_Task brief_: Please format the stretch from the start of the entries through the line containing "The vehicle 100 is at (353, 143)." as a two-column CSV with the headers input and output, one row per entry. Put each entry's text and its answer in one quoted field apiece, with line breaks replaced by spaces.

[Extracted data entries]
::::

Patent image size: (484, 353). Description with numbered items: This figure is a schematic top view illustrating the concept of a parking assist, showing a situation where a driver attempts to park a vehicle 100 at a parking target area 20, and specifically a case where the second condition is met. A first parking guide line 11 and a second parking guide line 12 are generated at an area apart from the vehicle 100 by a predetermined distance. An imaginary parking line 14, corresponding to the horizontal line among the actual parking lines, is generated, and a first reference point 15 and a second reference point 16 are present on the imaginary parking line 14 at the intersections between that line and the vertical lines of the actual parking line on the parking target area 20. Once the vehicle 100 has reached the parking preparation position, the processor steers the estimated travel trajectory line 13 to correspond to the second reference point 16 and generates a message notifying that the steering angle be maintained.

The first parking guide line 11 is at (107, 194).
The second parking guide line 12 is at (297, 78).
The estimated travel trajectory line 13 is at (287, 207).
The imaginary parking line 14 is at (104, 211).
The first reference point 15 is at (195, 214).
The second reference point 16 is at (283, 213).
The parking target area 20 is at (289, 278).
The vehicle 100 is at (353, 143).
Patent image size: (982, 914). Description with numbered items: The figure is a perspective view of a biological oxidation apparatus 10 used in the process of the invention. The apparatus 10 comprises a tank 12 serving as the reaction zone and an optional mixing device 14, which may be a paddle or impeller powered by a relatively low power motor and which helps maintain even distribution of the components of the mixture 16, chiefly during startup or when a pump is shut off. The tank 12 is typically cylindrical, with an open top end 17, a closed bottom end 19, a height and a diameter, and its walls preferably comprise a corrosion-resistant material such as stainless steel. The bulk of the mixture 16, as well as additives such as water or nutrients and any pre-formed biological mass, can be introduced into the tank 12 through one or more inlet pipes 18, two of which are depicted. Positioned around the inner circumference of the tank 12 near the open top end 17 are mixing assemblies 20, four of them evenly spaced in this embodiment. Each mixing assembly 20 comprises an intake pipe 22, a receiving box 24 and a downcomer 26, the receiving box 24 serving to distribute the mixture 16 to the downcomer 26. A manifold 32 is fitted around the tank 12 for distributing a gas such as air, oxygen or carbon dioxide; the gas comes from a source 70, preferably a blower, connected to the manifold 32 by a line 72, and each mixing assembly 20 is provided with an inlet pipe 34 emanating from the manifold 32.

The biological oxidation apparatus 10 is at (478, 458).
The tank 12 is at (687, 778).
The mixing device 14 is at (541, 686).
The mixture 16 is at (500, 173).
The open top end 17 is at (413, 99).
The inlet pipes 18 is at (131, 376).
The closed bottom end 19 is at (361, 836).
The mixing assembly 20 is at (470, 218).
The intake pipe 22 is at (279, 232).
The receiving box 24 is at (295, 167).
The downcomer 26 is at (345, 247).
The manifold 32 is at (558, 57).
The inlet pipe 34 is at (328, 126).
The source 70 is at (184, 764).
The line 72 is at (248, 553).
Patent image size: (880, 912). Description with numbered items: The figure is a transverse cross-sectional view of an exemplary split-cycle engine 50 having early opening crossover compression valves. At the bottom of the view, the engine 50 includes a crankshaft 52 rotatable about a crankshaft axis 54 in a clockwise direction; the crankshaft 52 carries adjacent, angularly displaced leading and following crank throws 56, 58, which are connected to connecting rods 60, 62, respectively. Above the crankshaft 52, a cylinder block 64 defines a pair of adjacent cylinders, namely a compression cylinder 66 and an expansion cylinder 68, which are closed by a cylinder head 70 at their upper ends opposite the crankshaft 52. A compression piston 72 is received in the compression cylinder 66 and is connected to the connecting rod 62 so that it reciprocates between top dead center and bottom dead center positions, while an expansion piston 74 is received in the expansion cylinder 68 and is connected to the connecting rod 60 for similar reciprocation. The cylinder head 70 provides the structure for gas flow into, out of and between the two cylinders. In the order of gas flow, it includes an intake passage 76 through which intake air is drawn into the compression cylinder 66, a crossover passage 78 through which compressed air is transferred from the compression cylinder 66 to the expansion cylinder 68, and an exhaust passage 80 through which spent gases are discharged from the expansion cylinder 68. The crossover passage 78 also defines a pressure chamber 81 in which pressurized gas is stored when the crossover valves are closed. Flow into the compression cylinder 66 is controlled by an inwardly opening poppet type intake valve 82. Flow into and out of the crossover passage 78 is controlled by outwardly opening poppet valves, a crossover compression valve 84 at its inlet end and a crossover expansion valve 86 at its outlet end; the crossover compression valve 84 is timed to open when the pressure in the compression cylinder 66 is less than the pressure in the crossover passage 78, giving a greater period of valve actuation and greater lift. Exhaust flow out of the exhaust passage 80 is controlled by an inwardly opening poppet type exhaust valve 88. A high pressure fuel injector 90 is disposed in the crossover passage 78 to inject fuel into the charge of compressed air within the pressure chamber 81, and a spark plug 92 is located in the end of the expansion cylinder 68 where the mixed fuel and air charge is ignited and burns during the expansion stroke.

::::

_Final result_:
input,output
"Patent image size: (484, 353). Description with numbered items: This figure is a schematic top view illustrating the concept of a parking assist, showing a situation where a driver attempts to park a vehicle 100 at a parking target area 20, and specifically a case where the second condition is met. A first parking guide line 11 and a second parking guide line 12 are generated at an area apart from the vehicle 100 by a predetermined distance. An imaginary parking line 14, corresponding to the horizontal line among the actual parking lines, is generated, and a first reference point 15 and a second reference point 16 are present on the imaginary parking line 14 at the intersections between that line and the vertical lines of the actual parking line on the parking target area 20. Once the vehicle 100 has reached the parking preparation position, the processor steers the estimated travel trajectory line 13 to correspond to the second reference point 16 and generates a message notifying that the steering angle be maintained.","The first parking guide line 11 is at (107, 194). The second parking guide line 12 is at (297, 78). The estimated travel trajectory line 13 is at (287, 207). The imaginary parking line 14 is at (104, 211). The first reference point 15 is at (195, 214). The second reference point 16 is at (283, 213). The parking target area 20 is at (289, 278). The vehicle 100 is at (353, 143)."